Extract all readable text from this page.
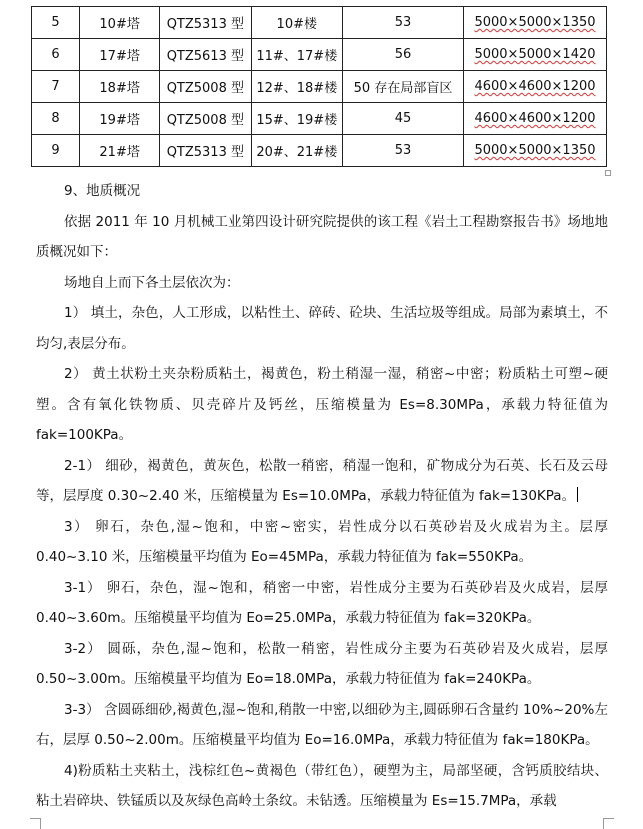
5	10#塔	QTZ5313 型	10#楼	53	5000×5000×1350
6	17#塔	QTZ5613 型	11#、17#楼	56	5000×5000×1420
7	18#塔	QTZ5008 型	12#、18#楼	50 存在局部盲区	4600×4600×1200
8	19#塔	QTZ5008 型	15#、19#楼	45	4600×4600×1200
9	21#塔	QTZ5313 型	20#、21#楼	53	5000×5000×1350

9、地质概况

依据 2011 年 10 月机械工业第四设计研究院提供的该工程《岩土工程勘察报告书》场地地质概况如下：

场地自上而下各土层依次为：

1） 填土，杂色，人工形成，以粘性土、碎砖、砼块、生活垃圾等组成。局部为素填土，不均匀,表层分布。

2） 黄土状粉土夹杂粉质粘土，褐黄色，粉土稍湿一湿，稍密~中密；粉质粘土可塑~硬塑。含有氧化铁物质、贝壳碎片及钙丝，压缩模量为 Es=8.30MPa，承载力特征值为 fak=100KPa。

2-1） 细砂，褐黄色，黄灰色，松散一稍密，稍湿一饱和，矿物成分为石英、长石及云母等，层厚度 0.30~2.40 米，压缩模量为 Es=10.0MPa，承载力特征值为 fak=130KPa。

3） 卵石，杂色,湿~饱和，中密~密实，岩性成分以石英砂岩及火成岩为主。层厚 0.40~3.10 米，压缩模量平均值为 Eo=45MPa，承载力特征值为 fak=550KPa。

3-1） 卵石，杂色，湿~饱和，稍密一中密，岩性成分主要为石英砂岩及火成岩，层厚 0.40~3.60m。压缩模量平均值为 Eo=25.0MPa，承载力特征值为 fak=320KPa。

3-2） 圆砾，杂色,湿~饱和，松散一稍密，岩性成分主要为石英砂岩及火成岩，层厚 0.50~3.00m。压缩模量平均值为 Eo=18.0MPa，承载力特征值为 fak=240KPa。

3-3） 含圆砾细砂,褐黄色,湿~饱和,稍散一中密,以细砂为主,圆砾卵石含量约 10%~20%左右，层厚 0.50~2.00m。压缩模量平均值为 Eo=16.0MPa，承载力特征值为 fak=180KPa。

4)粉质粘土夹粘土，浅棕红色~黄褐色（带红色），硬塑为主，局部坚硬，含钙质胶结块、粘土岩碎块、铁锰质以及灰绿色高岭土条纹。未钻透。压缩模量为 Es=15.7MPa，承载
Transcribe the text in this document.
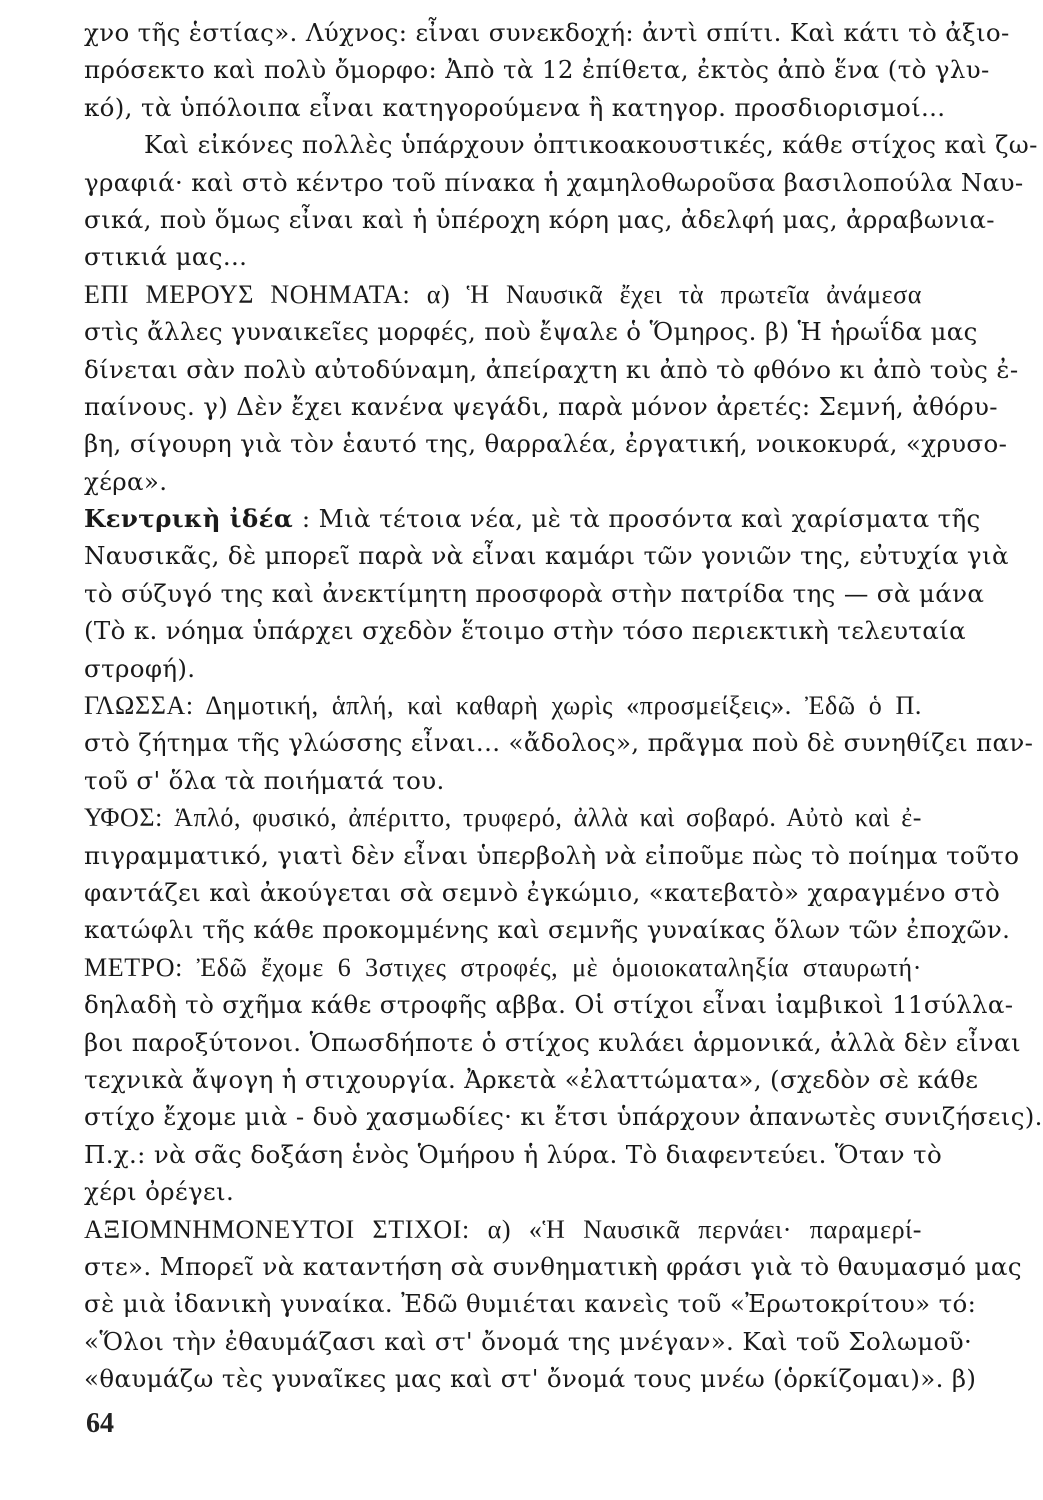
χνο τῆς ἑστίας». Λύχνος: εἶναι συνεκδοχή: ἀντὶ σπίτι. Καὶ κάτι τὸ ἀξιο-
πρόσεκτο καὶ πολὺ ὄμορφο: Ἀπὸ τὰ 12 ἐπίθετα, ἐκτὸς ἀπὸ ἕνα (τὸ γλυ-
κό), τὰ ὑπόλοιπα εἶναι κατηγορούμενα ἢ κατηγορ. προσδιορισμοί...
Καὶ εἰκόνες πολλὲς ὑπάρχουν ὀπτικοακουστικές, κάθε στίχος καὶ ζω-
γραφιά· καὶ στὸ κέντρο τοῦ πίνακα ἡ χαμηλοθωροῦσα βασιλοπούλα Ναυ-
σικά, ποὺ ὅμως εἶναι καὶ ἡ ὑπέροχη κόρη μας, ἀδελφή μας, ἀρραβωνια-
στικιά μας...
ΕΠΙ ΜΕΡΟΥΣ ΝΟΗΜΑΤΑ: α) Ἡ Ναυσικᾶ ἔχει τὰ πρωτεῖα ἀνάμεσα
στὶς ἄλλες γυναικεῖες μορφές, ποὺ ἔψαλε ὁ Ὅμηρος. β) Ἡ ἡρωΐδα μας
δίνεται σὰν πολὺ αὐτοδύναμη, ἀπείραχτη κι ἀπὸ τὸ φθόνο κι ἀπὸ τοὺς ἐ-
παίνους. γ) Δὲν ἔχει κανένα ψεγάδι, παρὰ μόνον ἀρετές: Σεμνή, ἀθόρυ-
βη, σίγουρη γιὰ τὸν ἑαυτό της, θαρραλέα, ἐργατική, νοικοκυρά, «χρυσο-
χέρα».
Κεντρικὴ ἰδέα : Μιὰ τέτοια νέα, μὲ τὰ προσόντα καὶ χαρίσματα τῆς
Ναυσικᾶς, δὲ μπορεῖ παρὰ νὰ εἶναι καμάρι τῶν γονιῶν της, εὐτυχία γιὰ
τὸ σύζυγό της καὶ ἀνεκτίμητη προσφορὰ στὴν πατρίδα της — σὰ μάνα
(Τὸ κ. νόημα ὑπάρχει σχεδὸν ἕτοιμο στὴν τόσο περιεκτικὴ τελευταία
στροφή).
ΓΛΩΣΣΑ: Δημοτική, ἁπλή, καὶ καθαρὴ χωρὶς «προσμείξεις». Ἐδῶ ὁ Π.
στὸ ζήτημα τῆς γλώσσης εἶναι... «ἄδολος», πρᾶγμα ποὺ δὲ συνηθίζει παν-
τοῦ σ' ὅλα τὰ ποιήματά του.
ΥΦΟΣ: Ἁπλό, φυσικό, ἀπέριττο, τρυφερό, ἀλλὰ καὶ σοβαρό. Αὐτὸ καὶ ἐ-
πιγραμματικό, γιατὶ δὲν εἶναι ὑπερβολὴ νὰ εἰποῦμε πὼς τὸ ποίημα τοῦτο
φαντάζει καὶ ἀκούγεται σὰ σεμνὸ ἐγκώμιο, «κατεβατὸ» χαραγμένο στὸ
κατώφλι τῆς κάθε προκομμένης καὶ σεμνῆς γυναίκας ὅλων τῶν ἐποχῶν.
ΜΕΤΡΟ: Ἐδῶ ἔχομε 6 3στιχες στροφές, μὲ ὁμοιοκαταληξία σταυρωτή·
δηλαδὴ τὸ σχῆμα κάθε στροφῆς αββα. Οἱ στίχοι εἶναι ἰαμβικοὶ 11σύλλα-
βοι παροξύτονοι. Ὁπωσδήποτε ὁ στίχος κυλάει ἁρμονικά, ἀλλὰ δὲν εἶναι
τεχνικὰ ἄψογη ἡ στιχουργία. Ἀρκετὰ «ἐλαττώματα», (σχεδὸν σὲ κάθε
στίχο ἔχομε μιὰ - δυὸ χασμωδίες· κι ἔτσι ὑπάρχουν ἀπανωτὲς συνιζήσεις).
Π.χ.: νὰ σᾶς δοξάση ἑνὸς Ὁμήρου ἡ λύρα. Τὸ διαφεντεύει. Ὅταν τὸ
χέρι ὀρέγει.
ΑΞΙΟΜΝΗΜΟΝΕΥΤΟΙ ΣΤΙΧΟΙ: α) «Ἡ Ναυσικᾶ περνάει· παραμερί-
στε». Μπορεῖ νὰ καταντήση σὰ συνθηματικὴ φράσι γιὰ τὸ θαυμασμό μας
σὲ μιὰ ἰδανικὴ γυναίκα. Ἐδῶ θυμιέται κανεὶς τοῦ «Ἐρωτοκρίτου» τό:
«Ὅλοι τὴν ἐθαυμάζασι καὶ στ' ὄνομά της μνέγαν». Καὶ τοῦ Σολωμοῦ·
«θαυμάζω τὲς γυναῖκες μας καὶ στ' ὄνομά τους μνέω (ὁρκίζομαι)». β)
64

▶ _Your task_
All preceding records should be duplicated verbatim, images excepted.

▶ _Solution for this problem_
Extract all readable text from this page.
5	10#塔	QTZ5313 型	10#楼	53	5000×5000×1350
6	17#塔	QTZ5613 型	11#、17#楼	56	5000×5000×1420
7	18#塔	QTZ5008 型	12#、18#楼	50 存在局部盲区	4600×4600×1200
8	19#塔	QTZ5008 型	15#、19#楼	45	4600×4600×1200
9	21#塔	QTZ5313 型	20#、21#楼	53	5000×5000×1350

9、地质概况

依据 2011 年 10 月机械工业第四设计研究院提供的该工程《岩土工程勘察报告书》场地地质概况如下：

场地自上而下各土层依次为：

1） 填土，杂色，人工形成，以粘性土、碎砖、砼块、生活垃圾等组成。局部为素填土，不均匀,表层分布。

2） 黄土状粉土夹杂粉质粘土，褐黄色，粉土稍湿一湿，稍密~中密；粉质粘土可塑~硬塑。含有氧化铁物质、贝壳碎片及钙丝，压缩模量为 Es=8.30MPa，承载力特征值为 fak=100KPa。

2-1） 细砂，褐黄色，黄灰色，松散一稍密，稍湿一饱和，矿物成分为石英、长石及云母等，层厚度 0.30~2.40 米，压缩模量为 Es=10.0MPa，承载力特征值为 fak=130KPa。

3） 卵石，杂色,湿~饱和，中密~密实，岩性成分以石英砂岩及火成岩为主。层厚 0.40~3.10 米，压缩模量平均值为 Eo=45MPa，承载力特征值为 fak=550KPa。

3-1） 卵石，杂色，湿~饱和，稍密一中密，岩性成分主要为石英砂岩及火成岩，层厚 0.40~3.60m。压缩模量平均值为 Eo=25.0MPa，承载力特征值为 fak=320KPa。

3-2） 圆砾，杂色,湿~饱和，松散一稍密，岩性成分主要为石英砂岩及火成岩，层厚 0.50~3.00m。压缩模量平均值为 Eo=18.0MPa，承载力特征值为 fak=240KPa。

3-3） 含圆砾细砂,褐黄色,湿~饱和,稍散一中密,以细砂为主,圆砾卵石含量约 10%~20%左右，层厚 0.50~2.00m。压缩模量平均值为 Eo=16.0MPa，承载力特征值为 fak=180KPa。

4)粉质粘土夹粘土，浅棕红色~黄褐色（带红色），硬塑为主，局部坚硬，含钙质胶结块、粘土岩碎块、铁锰质以及灰绿色高岭土条纹。未钻透。压缩模量为 Es=15.7MPa，承载
Transcribe the text in this document.
χνο τῆς ἑστίας». Λύχνος: εἶναι συνεκδοχή: ἀντὶ σπίτι. Καὶ κάτι τὸ ἀξιο-
πρόσεκτο καὶ πολὺ ὄμορφο: Ἀπὸ τὰ 12 ἐπίθετα, ἐκτὸς ἀπὸ ἕνα (τὸ γλυ-
κό), τὰ ὑπόλοιπα εἶναι κατηγορούμενα ἢ κατηγορ. προσδιορισμοί...
Καὶ εἰκόνες πολλὲς ὑπάρχουν ὀπτικοακουστικές, κάθε στίχος καὶ ζω-
γραφιά· καὶ στὸ κέντρο τοῦ πίνακα ἡ χαμηλοθωροῦσα βασιλοπούλα Ναυ-
σικά, ποὺ ὅμως εἶναι καὶ ἡ ὑπέροχη κόρη μας, ἀδελφή μας, ἀρραβωνια-
στικιά μας...
ΕΠΙ ΜΕΡΟΥΣ ΝΟΗΜΑΤΑ: α) Ἡ Ναυσικᾶ ἔχει τὰ πρωτεῖα ἀνάμεσα
στὶς ἄλλες γυναικεῖες μορφές, ποὺ ἔψαλε ὁ Ὅμηρος. β) Ἡ ἡρωΐδα μας
δίνεται σὰν πολὺ αὐτοδύναμη, ἀπείραχτη κι ἀπὸ τὸ φθόνο κι ἀπὸ τοὺς ἐ-
παίνους. γ) Δὲν ἔχει κανένα ψεγάδι, παρὰ μόνον ἀρετές: Σεμνή, ἀθόρυ-
βη, σίγουρη γιὰ τὸν ἑαυτό της, θαρραλέα, ἐργατική, νοικοκυρά, «χρυσο-
χέρα».
Κεντρικὴ ἰδέα : Μιὰ τέτοια νέα, μὲ τὰ προσόντα καὶ χαρίσματα τῆς
Ναυσικᾶς, δὲ μπορεῖ παρὰ νὰ εἶναι καμάρι τῶν γονιῶν της, εὐτυχία γιὰ
τὸ σύζυγό της καὶ ἀνεκτίμητη προσφορὰ στὴν πατρίδα της — σὰ μάνα
(Τὸ κ. νόημα ὑπάρχει σχεδὸν ἕτοιμο στὴν τόσο περιεκτικὴ τελευταία
στροφή).
ΓΛΩΣΣΑ: Δημοτική, ἁπλή, καὶ καθαρὴ χωρὶς «προσμείξεις». Ἐδῶ ὁ Π.
στὸ ζήτημα τῆς γλώσσης εἶναι... «ἄδολος», πρᾶγμα ποὺ δὲ συνηθίζει παν-
τοῦ σ' ὅλα τὰ ποιήματά του.
ΥΦΟΣ: Ἁπλό, φυσικό, ἀπέριττο, τρυφερό, ἀλλὰ καὶ σοβαρό. Αὐτὸ καὶ ἐ-
πιγραμματικό, γιατὶ δὲν εἶναι ὑπερβολὴ νὰ εἰποῦμε πὼς τὸ ποίημα τοῦτο
φαντάζει καὶ ἀκούγεται σὰ σεμνὸ ἐγκώμιο, «κατεβατὸ» χαραγμένο στὸ
κατώφλι τῆς κάθε προκομμένης καὶ σεμνῆς γυναίκας ὅλων τῶν ἐποχῶν.
ΜΕΤΡΟ: Ἐδῶ ἔχομε 6 3στιχες στροφές, μὲ ὁμοιοκαταληξία σταυρωτή·
δηλαδὴ τὸ σχῆμα κάθε στροφῆς αββα. Οἱ στίχοι εἶναι ἰαμβικοὶ 11σύλλα-
βοι παροξύτονοι. Ὁπωσδήποτε ὁ στίχος κυλάει ἁρμονικά, ἀλλὰ δὲν εἶναι
τεχνικὰ ἄψογη ἡ στιχουργία. Ἀρκετὰ «ἐλαττώματα», (σχεδὸν σὲ κάθε
στίχο ἔχομε μιὰ - δυὸ χασμωδίες· κι ἔτσι ὑπάρχουν ἀπανωτὲς συνιζήσεις).
Π.χ.: νὰ σᾶς δοξάση ἑνὸς Ὁμήρου ἡ λύρα. Τὸ διαφεντεύει. Ὅταν τὸ
χέρι ὀρέγει.
ΑΞΙΟΜΝΗΜΟΝΕΥΤΟΙ ΣΤΙΧΟΙ: α) «Ἡ Ναυσικᾶ περνάει· παραμερί-
στε». Μπορεῖ νὰ καταντήση σὰ συνθηματικὴ φράσι γιὰ τὸ θαυμασμό μας
σὲ μιὰ ἰδανικὴ γυναίκα. Ἐδῶ θυμιέται κανεὶς τοῦ «Ἐρωτοκρίτου» τό:
«Ὅλοι τὴν ἐθαυμάζασι καὶ στ' ὄνομά της μνέγαν». Καὶ τοῦ Σολωμοῦ·
«θαυμάζω τὲς γυναῖκες μας καὶ στ' ὄνομά τους μνέω (ὁρκίζομαι)». β)
64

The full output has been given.